◆ Excerpted passage ◆
^^^^^^^^

What are the biggest challenges you’ve faced so far?

For us, there are two clear challenges:

  1. Dealing with traditional insurers. Insurance is steeped in history and insurers are very good at what they do but also quite set in their ways. This means that the way we work and interact with large financial institutions is quite conflicting and that’s been quite hard. It’s been a real learning curve for us to work out how we fight through the layers of bureaucracy and some of the traditional systems and thought processes that they have.
  2. Building and nurturing a world-class team. Similar to the other scale-ups, Zego is absolutely built on the team and making sure that we’re getting the right people in, looking after them and developing the right culture around them so that we can continue to build with them.

You oversaw a period of really significant growth while working at Deliveroo. How do the scale-up challenges you faced there compare to those you’re facing now?

Deliveroo is a great place, the team there have incredible determination and energy to grow and to be absolutely ruthless in their expansion. They’ve acquired some absolutely fantastic senior team managers. While I think some of the actual scale-up challenges are not quite compatible, just by the nature of the business, I think some of the themes I learnt while there, and indeed in my previous companies before that are things that we’ve really used here. For example, hiring. How do you make sure you’re hiring the absolute best people, that you’re giving them the autonomy but also the direction to make sure that they are the ones who are driving the business forward? It’s mostly around how you can develop people and help them to develop the business.

How have you scaled your operations?

I think the key here is again in hiring. Hiring the best people that are going to really hire good people below them. So that is people that they want to work with in the teams that they are creating.

For our Senior Management Team it’s also about creating the right culture.

We focus a lot on culture and try to make sure we’ve got the right balance of transparency and team work. That means we think less about ping-pong tables and more around things like a mental health programme for the whole company.

We want to really make Zego a formative place for people so when they look back at their working careers they can look at Zego and say that’s where I really learnt a lot with people that I wanted to work with, where I was able to express myself and develop as an individual. It takes a lot of work but I’m really pleased with the structure we’ve put in place and I’m looking forward to growing the team with the culture as we move forward.

^^^^^^^^

◆ Material provided ◆
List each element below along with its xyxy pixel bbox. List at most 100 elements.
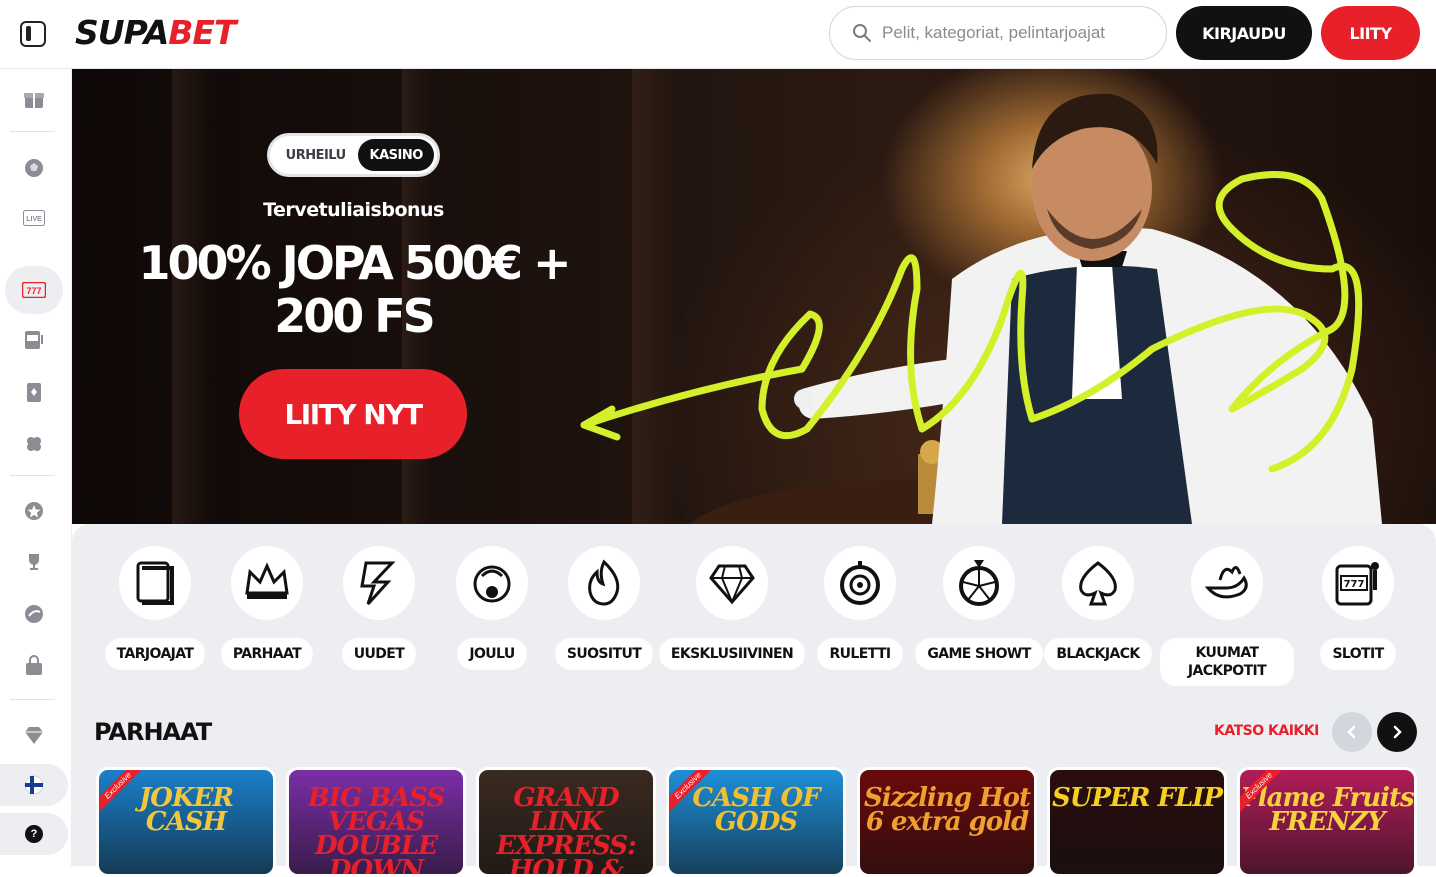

^^^^^^^^

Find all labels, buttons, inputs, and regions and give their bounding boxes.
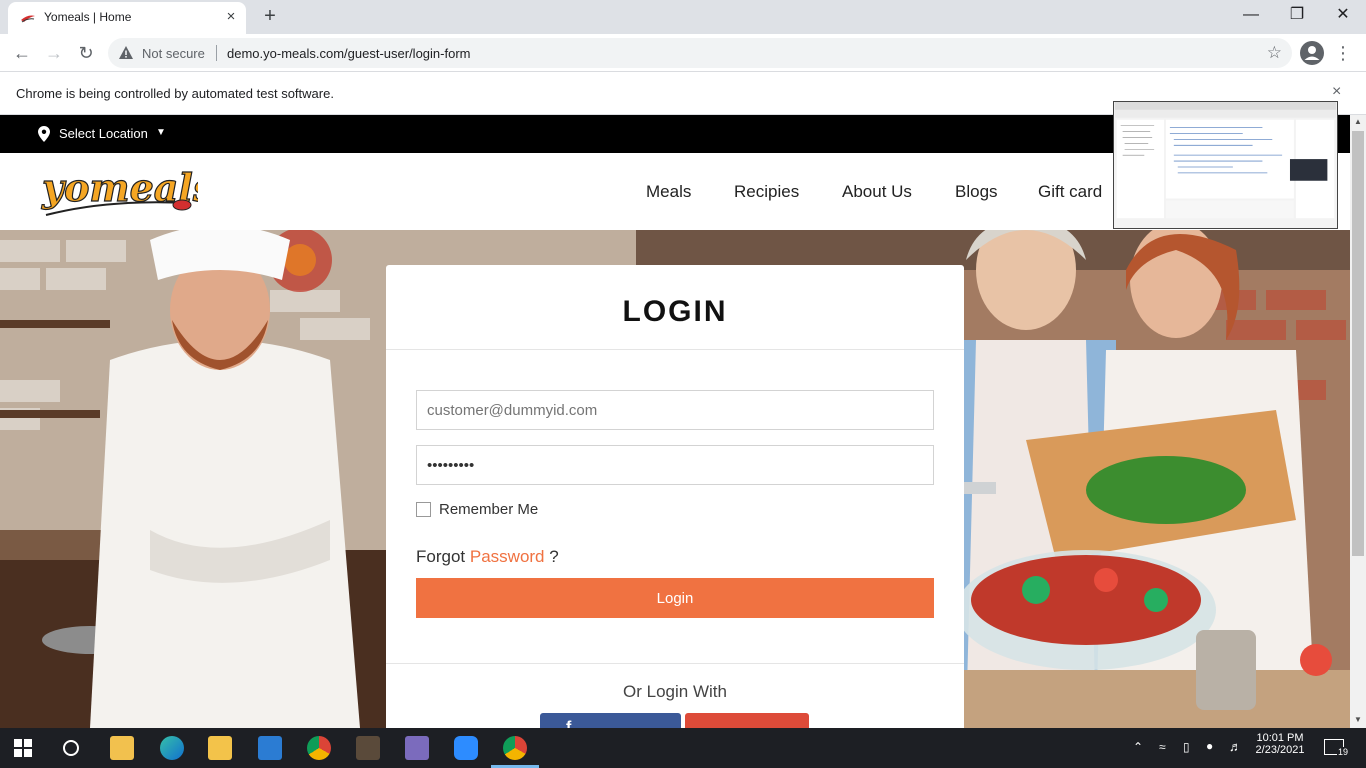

^^^^^^^^

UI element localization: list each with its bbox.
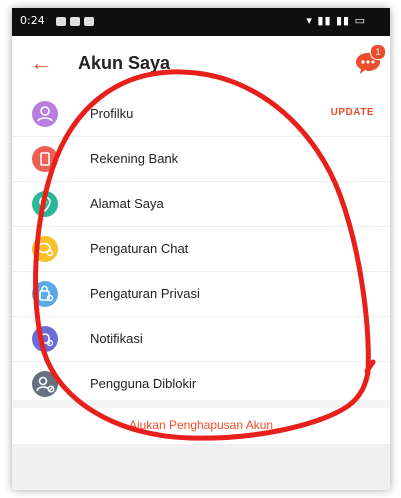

^^^^^^^^

◆ Task instructions ◆
• 1. Rewrite the Zego interview between "Deliveroo is a" and "scaled your operations?", inclusive, putting "senior leaders" in place of "senior team managers".
• 2. Extend the Zego interview by continuing it after its final sentence.
The records play no role here.

◆ Responses to the exercise ◆
• 1.
Deliveroo is a great place, the team there have incredible determination and energy to grow and to be absolutely ruthless in their expansion. They’ve acquired some absolutely fantastic senior leaders. While I think some of the actual scale-up challenges are not quite compatible, just by the nature of the business, I think some of the themes I learnt while there, and indeed in my previous companies before that are things that we’ve really used here. For example, hiring. How do you make sure you’re hiring the absolute best people, that you’re giving them the autonomy but also the direction to make sure that they are the ones who are driving the business forward? It’s mostly around how you can develop people and help them to develop the business.

How have you scaled your operations?

• 2.
How have you prepared the company for sustainable growth?

I think that really comes down to what we’re doing with our proprietary tech platform and how we’ve thought about scalability from the outset. We’ve built everything ourselves because we’re a business that focuses on fractioning of real-time data. If we were reliant on too many third parties that could create bottlenecks for us.

Your tech platform provides you with huge amounts of trends and insights to the gig economy. What trends have you identified?

Traditionally the gig economy has been this black hole of uncertainty for insurers. It’s difficult to determine what people are doing because they’re completing a high variety of roles. We have a much more in-depth understanding of what people are doing so we get some really interesting trends and insights. Some of the main things that we’re starting to see is that the gig worker is a lot more mobile than we originally thought.

30% of our customers now work across different platforms using the same vehicle.

We’re starting to open up with our public liability products so our customers can now work in 84 different trades. What we’re looking to start see is the ability for one individual to go and work across a whole range of different work types and actually leverage everything that the gig economy has to offer. That’s something that I’m really excited about, for me it takes insurance back to what it should be. It should be this thing that empowers you to take on more risk, it empowers you to work more and to trade more. So by creating flexible and fractionable insurance we’re able to really promote that capability.

You’ve recently launched in Ireland and have plans to expand across Europe. Will you need to alter your model for new markets?

Each market is different. There are nuances in the buying process, there are differences in demographics therefore pricing, and there are different regulations but in essence, the product and what Zego offers won’t differ in each market. We’re really focused on creating flexibility so that our customers can have the right type of insurance exactly when they need it and that won’t differ in various markets.

Do you have any concerns about Brexit and the impact that it might have on your expansion plans?

I think I won’t be the only one that says Brexit is challenging for us. What we want for the most part is a decision, we want to know what’s going on so that we can plan for it. We’ve done everything we can in the way that we’ve structured the business so that we can react as quickly as we need to as soon as we have a firm decision.

Zego has won numerous awards in the past year (including FinTech50, Evening Standard Business Awards, Virgin Media Business Disruptors). How much of your success would you attribute to good luck versus hard work?

I’m extremely proud that Zego and the team here have been acknowledged for some of the great things that they’ve done over the past couple of years but there’s a huge amount of work that goes on in the background to get everything prepared for being acknowledged for those sorts of things. It makes me think of a great golfing quote from Gary Player, he said, “the more I practice, the luckier I get”. The awards are a great acknowledgement of all that work, so in short it’s down to hard work but i’ll never say no to a bit of good luck!

If you could have a conversation with your former-self, what would you say?

I am very logic and process driven, so if I was to look back a few years and talk to myself now, I’d say not everything goes quite to plan but really, it’s about how you react when those challenges come and just to keep calm, to stay positive and to really believe in yourself. It’s when those hard moments happen that you realise whether you’re really up to the task. It’s having the confidence and being able to deliver (during those hard moments).

Other than to make money, for what reason does Zego exist?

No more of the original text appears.